▶ [Exercise aim]
Locate the lines where "Санияри" occurs and copy them as they stand.

▶ [Extracted data]
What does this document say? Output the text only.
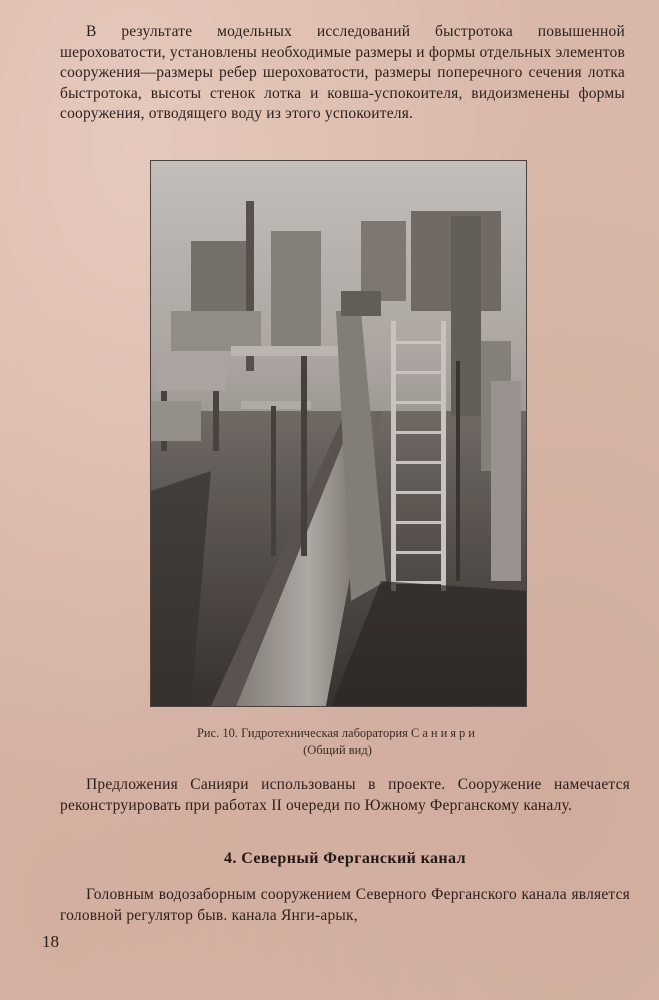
В результате модельных исследований быстротока повышенной шероховатости, установлены необходимые размеры и формы отдельных элементов сооружения—размеры ребер шероховатости, размеры поперечного сечения лотка быстротока, высоты стенок лотка и ковша-успокоителя, видоизменены формы сооружения, отводящего воду из этого успокоителя.

Рис. 10. Гидротехническая лаборатория Санияри
(Общий вид)

Предложения Санияри использованы в проекте. Сооружение намечается реконструировать при работах II очереди по Южному Ферганскому каналу.

4. Северный Ферганский канал

Головным водозаборным сооружением Северного Ферганского канала является головной регулятор быв. канала Янги-арык,

18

▶ [Solution for this exercise]
Рис. 10. Гидротехническая лаборатория Санияри
Предложения Санияри использованы в проекте. Сооружение намечается реконструировать при работах II очереди по Южному Ферганскому каналу.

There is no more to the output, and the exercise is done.